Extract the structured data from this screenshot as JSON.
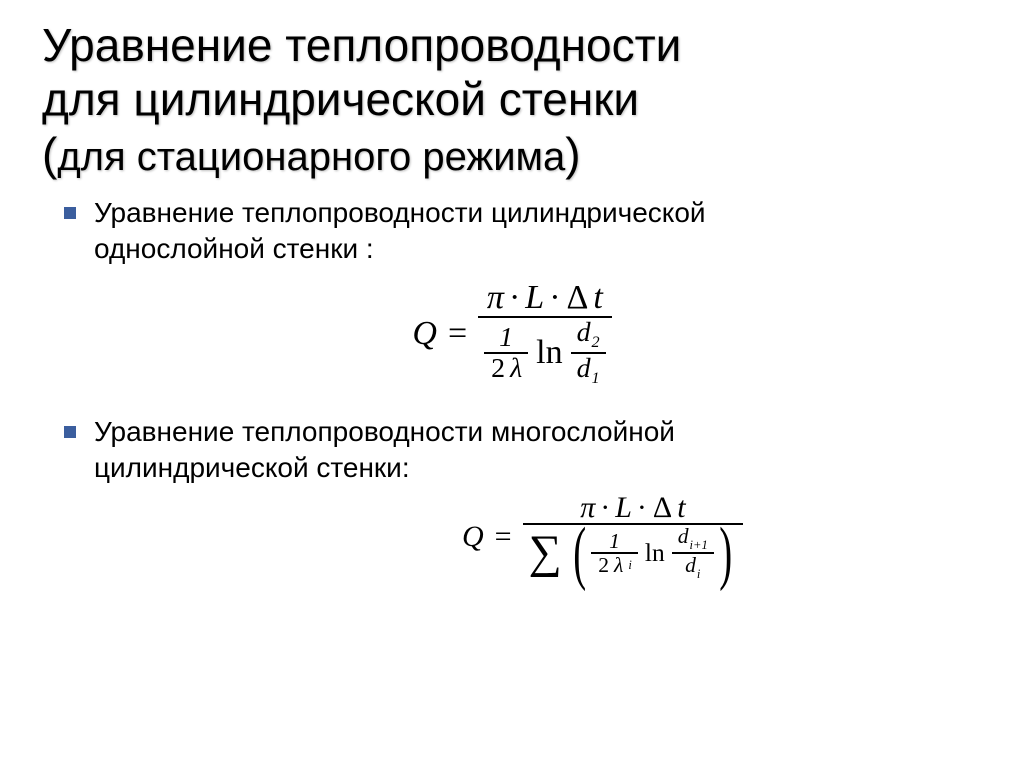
{
  "title_line1": "Уравнение теплопроводности",
  "title_line2": "для цилиндрической стенки",
  "title_line3_open": "(",
  "title_line3_text": "для стационарного режима",
  "title_line3_close": ")",
  "bullet1_line1": "Уравнение теплопроводности цилиндрической",
  "bullet1_line2": "однослойной стенки :",
  "bullet2_line1": "Уравнение теплопроводности многослойной",
  "bullet2_line2": "цилиндрической стенки:",
  "symbols": {
    "Q": "Q",
    "eq": "=",
    "pi": "π",
    "dot": "·",
    "L": "L",
    "Delta": "Δ",
    "t": "t",
    "one": "1",
    "two": "2",
    "lambda": "λ",
    "ln": "ln",
    "d": "d",
    "sub1": "1",
    "sub2": "2",
    "sub_i": "i",
    "sub_ip1": "i+1",
    "sum": "∑",
    "lpar": "(",
    "rpar": ")"
  },
  "style": {
    "bullet_color": "#3b5e9e",
    "title_fontsize": 46,
    "body_fontsize": 28,
    "formula1_fontsize": 34,
    "formula2_fontsize": 30,
    "background": "#ffffff",
    "text_color": "#000000"
  }
}
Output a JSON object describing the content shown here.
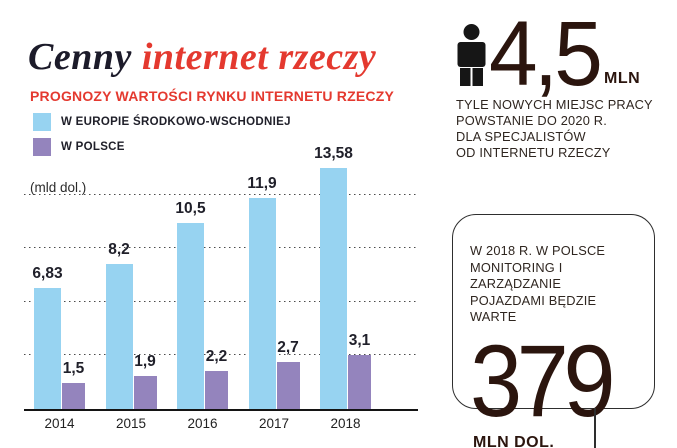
{
  "title": {
    "prefix": "Cenny ",
    "highlight": "internet rzeczy"
  },
  "chart_data": {
    "type": "bar",
    "title": "PROGNOZY WARTOŚCI RYNKU INTERNETU RZECZY",
    "ylabel": "(mld dol.)",
    "categories": [
      "2014",
      "2015",
      "2016",
      "2017",
      "2018"
    ],
    "series": [
      {
        "name": "W EUROPIE ŚRODKOWO-WSCHODNIEJ",
        "color": "#97d3f1",
        "values": [
          6.83,
          8.2,
          10.5,
          11.9,
          13.58
        ],
        "labels": [
          "6,83",
          "8,2",
          "10,5",
          "11,9",
          "13,58"
        ]
      },
      {
        "name": "W POLSCE",
        "color": "#9484bd",
        "values": [
          1.5,
          1.9,
          2.2,
          2.7,
          3.1
        ],
        "labels": [
          "1,5",
          "1,9",
          "2,2",
          "2,7",
          "3,1"
        ]
      }
    ],
    "ylim": [
      0,
      13.72
    ],
    "gridlines": [
      3,
      6,
      9,
      12
    ],
    "grid": "dotted-horizontal",
    "legend_position": "top-left"
  },
  "stat_jobs": {
    "icon": "person-icon",
    "value": "4,5",
    "unit": "MLN",
    "description_lines": [
      "TYLE NOWYCH MIEJSC PRACY",
      "POWSTANIE DO 2020 R.",
      "DLA SPECJALISTÓW",
      "OD INTERNETU RZECZY"
    ]
  },
  "stat_vehicles": {
    "description_lines": [
      "W 2018 R. W POLSCE",
      "MONITORING I ZARZĄDZANIE",
      "POJAZDAMI BĘDZIE WARTE"
    ],
    "value": "379",
    "unit": "MLN DOL."
  },
  "colors": {
    "accent_red": "#e4392f",
    "title_dark": "#1c1b2a",
    "bar_blue": "#97d3f1",
    "bar_purple": "#9484bd",
    "big_number": "#2b150e",
    "axis": "#141414"
  }
}
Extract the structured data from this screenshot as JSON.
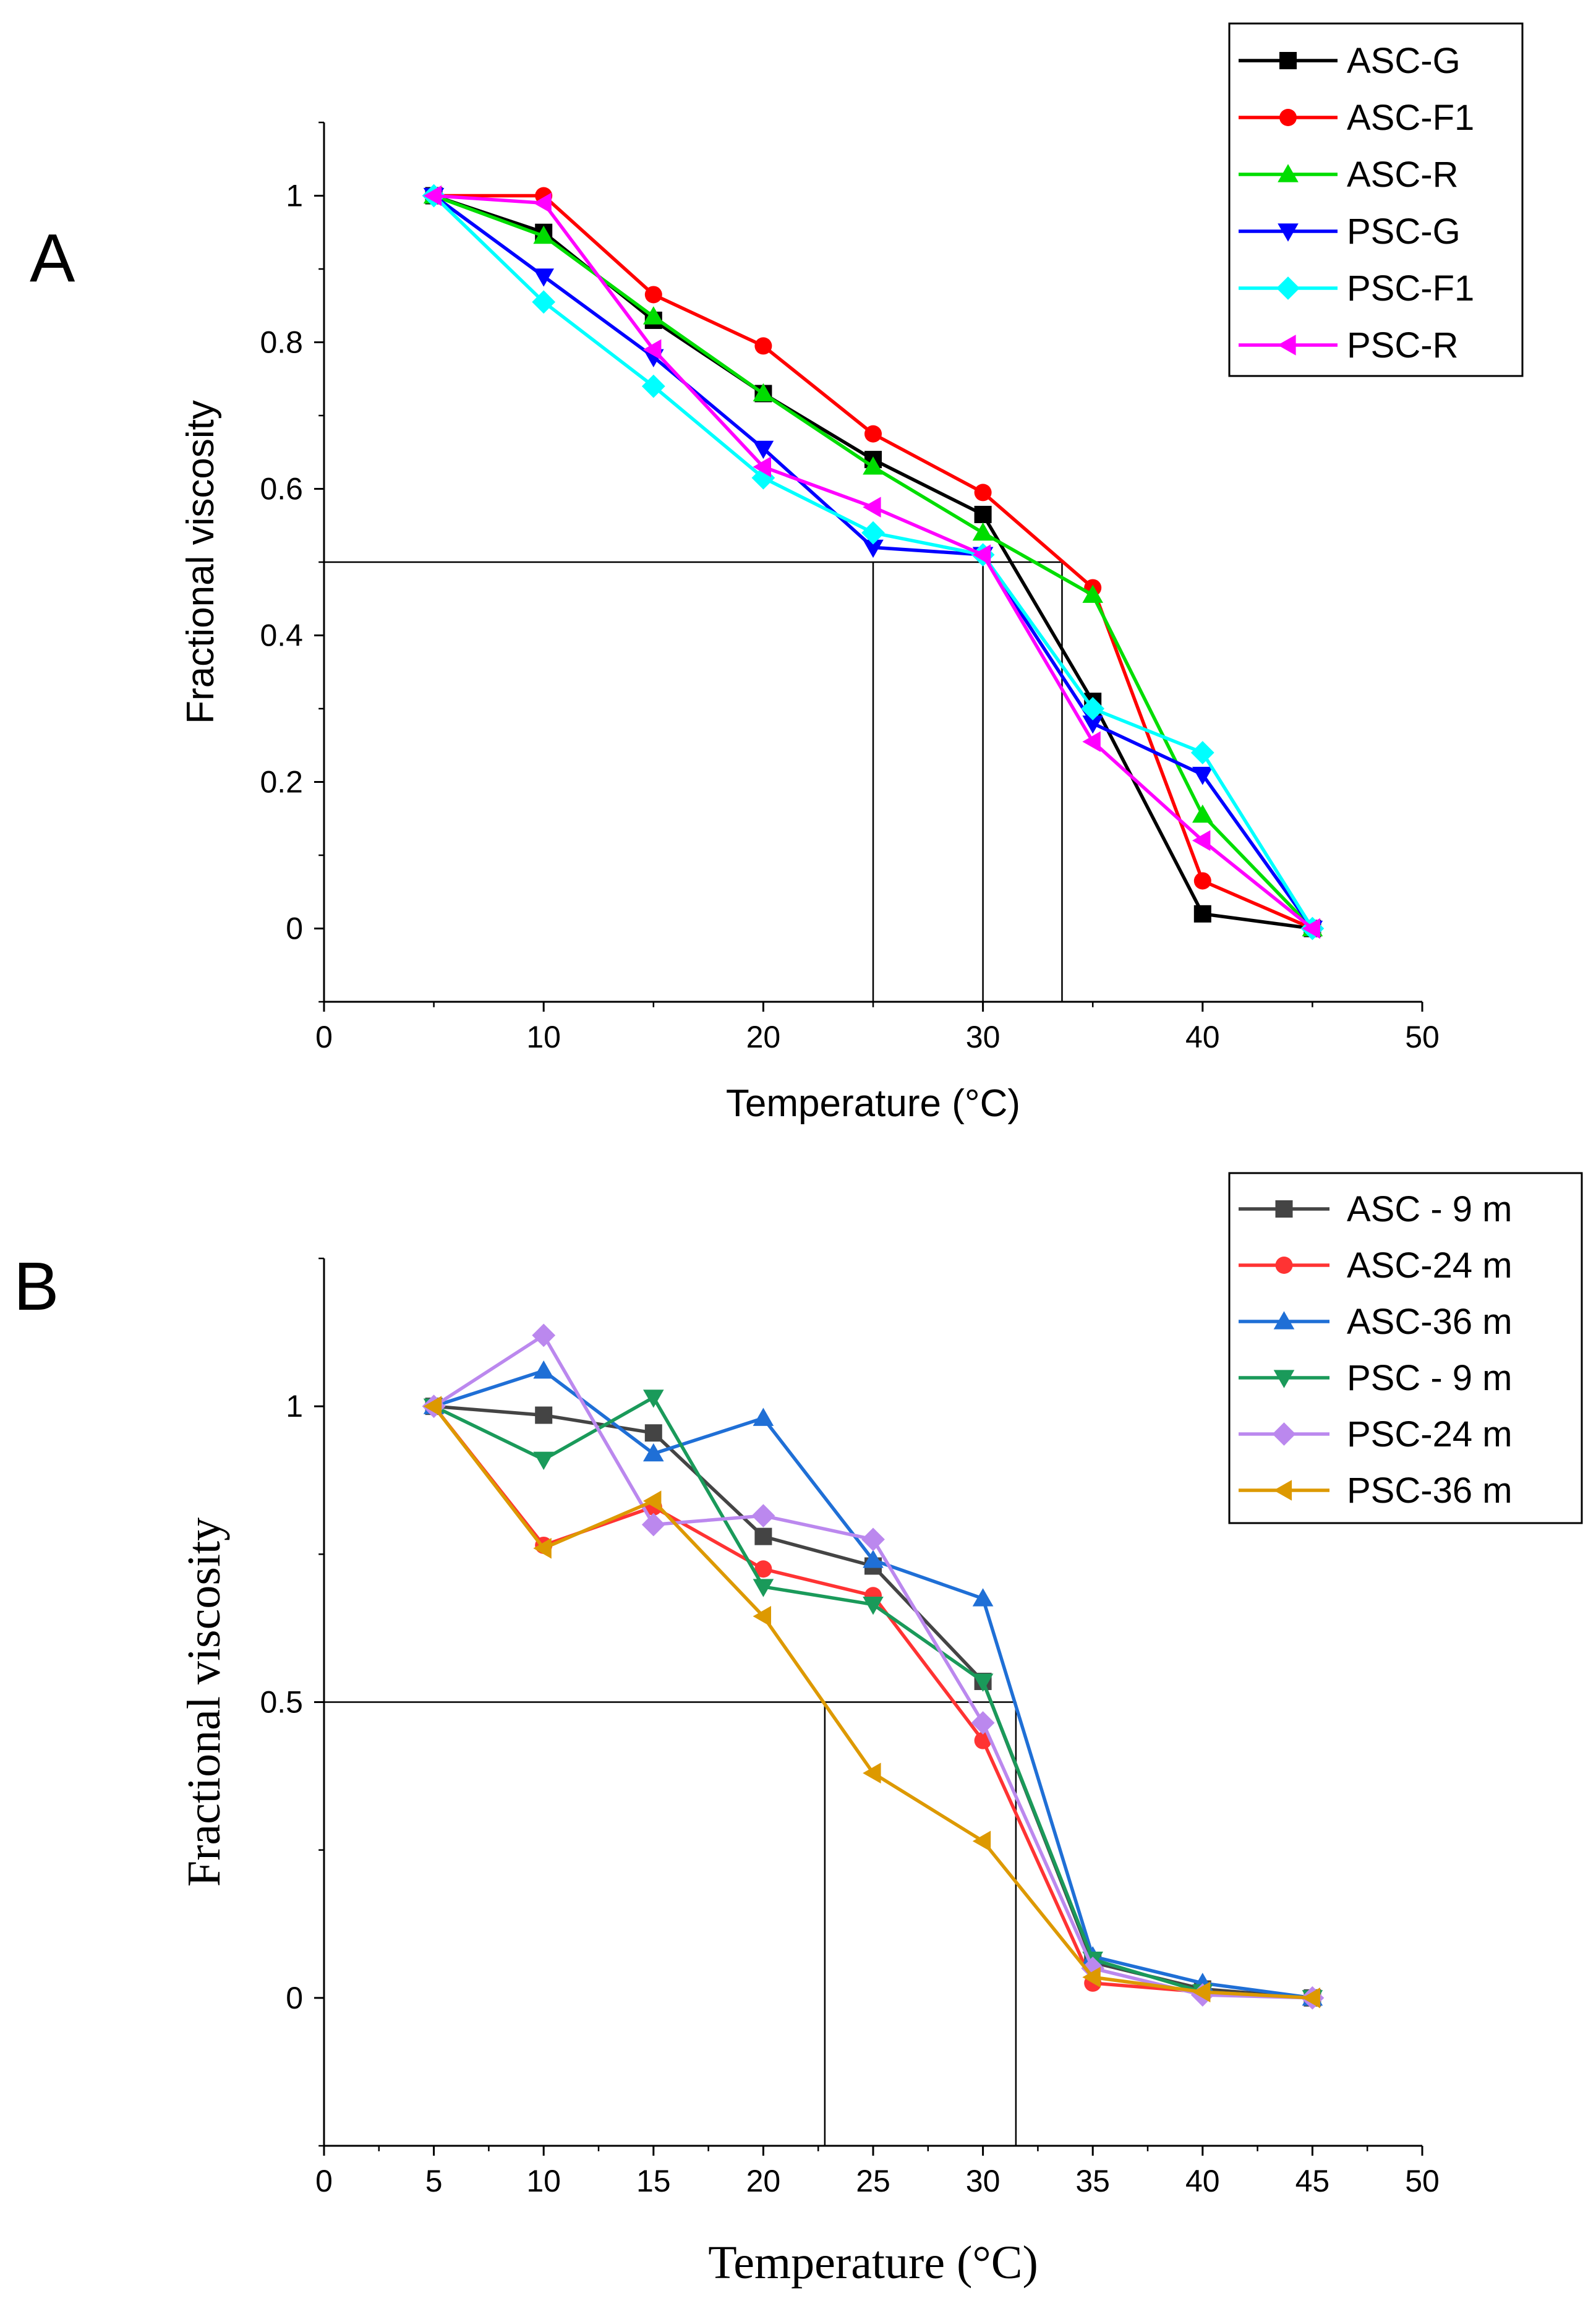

> **Goal**
Respond with nothing but the number of lines in the entries that contain the string "цилиндрической".

> **Solution to this task**
3